■ Problem statement
Identify the lines that contain the word "values", then copy them.

(Excerpts from a figure dataset)
=-=-=-=-=

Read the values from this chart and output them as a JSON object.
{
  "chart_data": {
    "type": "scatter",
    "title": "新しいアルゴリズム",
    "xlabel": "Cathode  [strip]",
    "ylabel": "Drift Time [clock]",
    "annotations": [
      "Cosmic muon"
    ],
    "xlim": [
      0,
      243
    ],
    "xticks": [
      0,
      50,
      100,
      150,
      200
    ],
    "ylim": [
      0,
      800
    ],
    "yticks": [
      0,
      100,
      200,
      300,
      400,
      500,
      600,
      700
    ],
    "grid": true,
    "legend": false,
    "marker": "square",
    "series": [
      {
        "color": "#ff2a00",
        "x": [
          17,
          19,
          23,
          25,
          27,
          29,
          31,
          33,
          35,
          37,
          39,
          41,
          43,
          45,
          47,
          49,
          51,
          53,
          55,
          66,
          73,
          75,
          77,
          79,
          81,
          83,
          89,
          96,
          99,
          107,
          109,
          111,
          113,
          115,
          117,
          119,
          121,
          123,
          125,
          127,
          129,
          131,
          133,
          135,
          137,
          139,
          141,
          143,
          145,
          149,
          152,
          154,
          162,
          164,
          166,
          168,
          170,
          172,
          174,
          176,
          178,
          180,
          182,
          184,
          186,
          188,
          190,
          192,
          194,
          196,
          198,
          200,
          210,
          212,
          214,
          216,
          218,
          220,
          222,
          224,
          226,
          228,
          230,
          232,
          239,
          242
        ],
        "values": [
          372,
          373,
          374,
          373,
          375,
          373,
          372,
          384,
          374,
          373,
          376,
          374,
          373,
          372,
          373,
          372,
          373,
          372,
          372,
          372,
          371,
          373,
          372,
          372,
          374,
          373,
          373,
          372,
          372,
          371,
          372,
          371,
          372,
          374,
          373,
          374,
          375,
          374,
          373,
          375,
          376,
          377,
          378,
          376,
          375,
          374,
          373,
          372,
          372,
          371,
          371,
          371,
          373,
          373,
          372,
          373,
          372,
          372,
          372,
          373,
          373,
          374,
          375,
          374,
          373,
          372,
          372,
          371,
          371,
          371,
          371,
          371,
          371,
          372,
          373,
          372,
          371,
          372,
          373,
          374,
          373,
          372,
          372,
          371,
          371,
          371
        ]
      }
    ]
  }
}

=-=-=-=-=

■ Reply
Read the values from this chart and output them as a JSON object.
        "values": [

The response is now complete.